Dataset extract –
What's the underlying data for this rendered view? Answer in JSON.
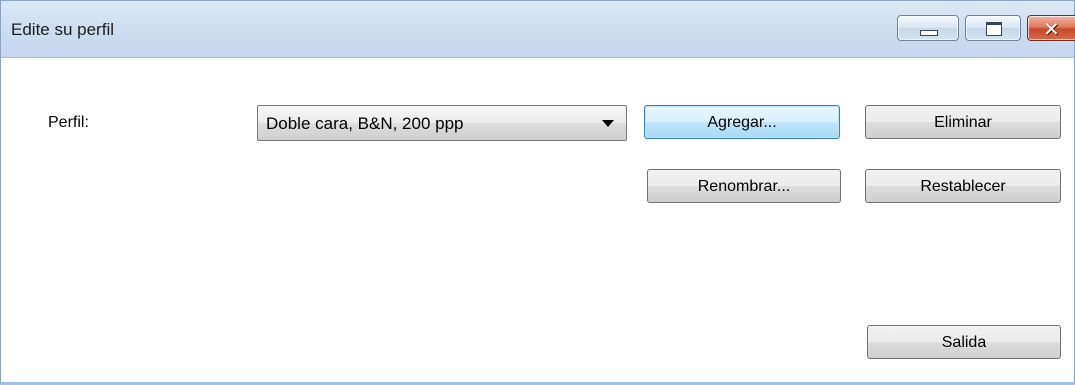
{
  "window": {
    "title": "Edite su perfil",
    "controls": {
      "minimize": "minimize-icon",
      "maximize": "maximize-icon",
      "close": "close-icon"
    }
  },
  "form": {
    "profile_label": "Perfil:",
    "profile_selected": "Doble cara, B&N, 200 ppp"
  },
  "buttons": {
    "add": "Agregar...",
    "delete": "Eliminar",
    "rename": "Renombrar...",
    "reset": "Restablecer",
    "exit": "Salida"
  },
  "colors": {
    "titlebar": "#cfdff1",
    "default_button_border": "#3c7fb1",
    "close_button": "#c84a2a"
  }
}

Aim of the task – Make a list of all lines in the data that contain "icon".

Task solution –
      "minimize": "minimize-icon",
      "maximize": "maximize-icon",
      "close": "close-icon"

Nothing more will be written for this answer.